* START Reading passage *
Sir Robert said he agreed with the assessment of Conservative colleague and Bournemouth West MP Sir Conor Burns in that there needed to be a “big improvement” at the town hall.

“We can’t revert what happened but certainly I think hopefully the next few years will be more peaceful and the council will gel together and start to deliver much better services for local constituents,” Sir Robert said.

“I think what has come from the levelling-up department is sort of like a warning shot, but I think we all know that things haven’t been working since the reorganisation and I think we are all hopeful for better times ahead and quieter times ahead.”

Bournemouth East MP Tobias Ellwood told the Daily Echo: "The ‘best value notice’ reflects the tough financial conditions the council has faced and it is a clarion call for the council to be more strategic in offering a long-term plan in order to navigate forwards into a more prosperous economic chapter.

“Cutting events such as the air show, for example, will save cash in the short term but will damage Bournemouth’s – and by extension the council’s – finances in the long term, promoting further Government notices such as this.”
* END Reading passage *
* START Available data *
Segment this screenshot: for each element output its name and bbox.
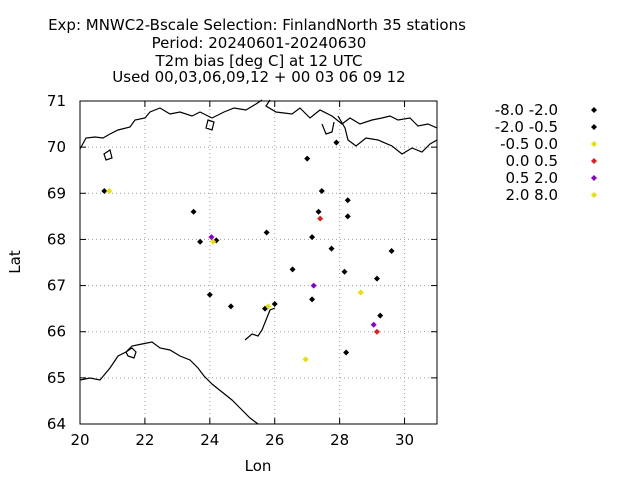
* END Available data *
Extend the news report above about local MPs' reactions to the council's "best value notice," picking up after its last sentence.

On the reference to Bournemouth Air Festival, BCP Council's cabinet had an agenda item listed on its forward plan for its meeting last month titled 'Future Options - Bournemouth Air Festival’.

A summary of the forthcoming decision published on the local authority’s website said: “To make a decision on the future of Bournemouth Air Festival beyond 2023.”

However, the item was not discussed at the meeting.

The Three Towns Alliance administration announced on July 19 that a decision on the future funding of the Bournemouth Air Festival would likely take palce in autumn.

A working group with businesses is being created to explore options for the event.

The local authority said “significant financial pressures” mean council leaders needed to find “new ways of sustainability financing” the free festival.

This year's event, which takes place between Thursday, August 31, and Sunday, September 3, is not affected by these discussions.